Description of the task: Leave out the pictures and copy everything else below exactly.

╔══

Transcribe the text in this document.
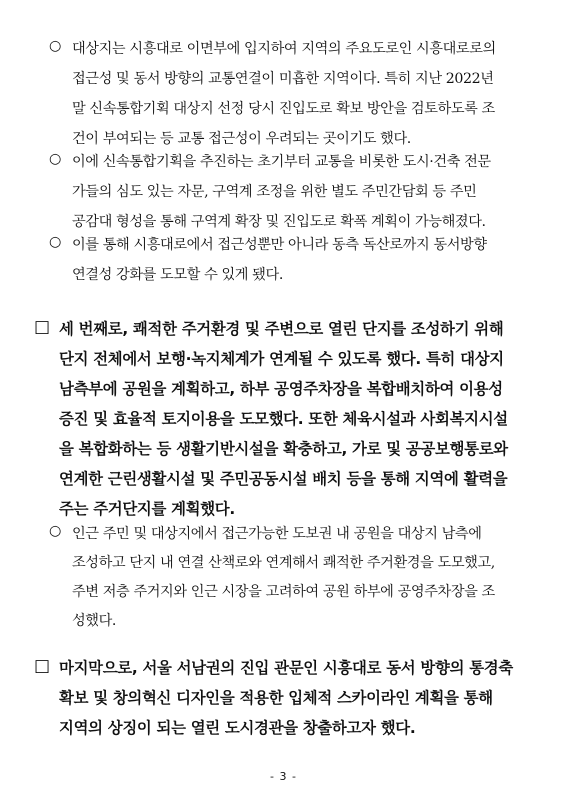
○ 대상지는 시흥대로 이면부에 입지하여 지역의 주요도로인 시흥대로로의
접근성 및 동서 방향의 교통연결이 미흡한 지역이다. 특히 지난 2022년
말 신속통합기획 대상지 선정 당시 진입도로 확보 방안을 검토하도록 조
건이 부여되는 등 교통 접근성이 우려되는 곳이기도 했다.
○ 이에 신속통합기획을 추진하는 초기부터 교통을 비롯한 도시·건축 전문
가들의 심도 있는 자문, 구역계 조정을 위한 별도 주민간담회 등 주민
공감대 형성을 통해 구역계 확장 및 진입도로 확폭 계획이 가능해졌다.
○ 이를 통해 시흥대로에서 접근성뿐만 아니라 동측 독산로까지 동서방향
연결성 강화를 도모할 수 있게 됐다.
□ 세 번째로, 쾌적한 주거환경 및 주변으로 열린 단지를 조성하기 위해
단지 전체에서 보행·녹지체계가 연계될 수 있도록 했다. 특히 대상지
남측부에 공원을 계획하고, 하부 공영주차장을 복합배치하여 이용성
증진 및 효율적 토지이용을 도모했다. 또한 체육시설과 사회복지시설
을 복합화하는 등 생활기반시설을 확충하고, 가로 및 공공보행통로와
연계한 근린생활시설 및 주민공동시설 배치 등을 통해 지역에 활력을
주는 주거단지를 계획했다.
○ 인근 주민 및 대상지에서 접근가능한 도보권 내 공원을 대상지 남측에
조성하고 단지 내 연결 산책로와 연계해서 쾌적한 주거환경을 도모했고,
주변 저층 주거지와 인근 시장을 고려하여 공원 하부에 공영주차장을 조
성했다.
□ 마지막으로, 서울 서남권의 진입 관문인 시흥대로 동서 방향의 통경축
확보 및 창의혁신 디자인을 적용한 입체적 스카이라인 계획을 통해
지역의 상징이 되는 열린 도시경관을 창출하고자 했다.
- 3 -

╚══

Response for this exercise:
Transcribe the text in this document.
○ 대상지는 시흥대로 이면부에 입지하여 지역의 주요도로인 시흥대로로의
접근성 및 동서 방향의 교통연결이 미흡한 지역이다. 특히 지난 2022년
말 신속통합기획 대상지 선정 당시 진입도로 확보 방안을 검토하도록 조
건이 부여되는 등 교통 접근성이 우려되는 곳이기도 했다.
○ 이에 신속통합기획을 추진하는 초기부터 교통을 비롯한 도시·건축 전문
가들의 심도 있는 자문, 구역계 조정을 위한 별도 주민간담회 등 주민
공감대 형성을 통해 구역계 확장 및 진입도로 확폭 계획이 가능해졌다.
○ 이를 통해 시흥대로에서 접근성뿐만 아니라 동측 독산로까지 동서방향
연결성 강화를 도모할 수 있게 됐다.
□ 세 번째로, 쾌적한 주거환경 및 주변으로 열린 단지를 조성하기 위해
단지 전체에서 보행·녹지체계가 연계될 수 있도록 했다. 특히 대상지
남측부에 공원을 계획하고, 하부 공영주차장을 복합배치하여 이용성
증진 및 효율적 토지이용을 도모했다. 또한 체육시설과 사회복지시설
을 복합화하는 등 생활기반시설을 확충하고, 가로 및 공공보행통로와
연계한 근린생활시설 및 주민공동시설 배치 등을 통해 지역에 활력을
주는 주거단지를 계획했다.
○ 인근 주민 및 대상지에서 접근가능한 도보권 내 공원을 대상지 남측에
조성하고 단지 내 연결 산책로와 연계해서 쾌적한 주거환경을 도모했고,
주변 저층 주거지와 인근 시장을 고려하여 공원 하부에 공영주차장을 조
성했다.
□ 마지막으로, 서울 서남권의 진입 관문인 시흥대로 동서 방향의 통경축
확보 및 창의혁신 디자인을 적용한 입체적 스카이라인 계획을 통해
지역의 상징이 되는 열린 도시경관을 창출하고자 했다.
- 3 -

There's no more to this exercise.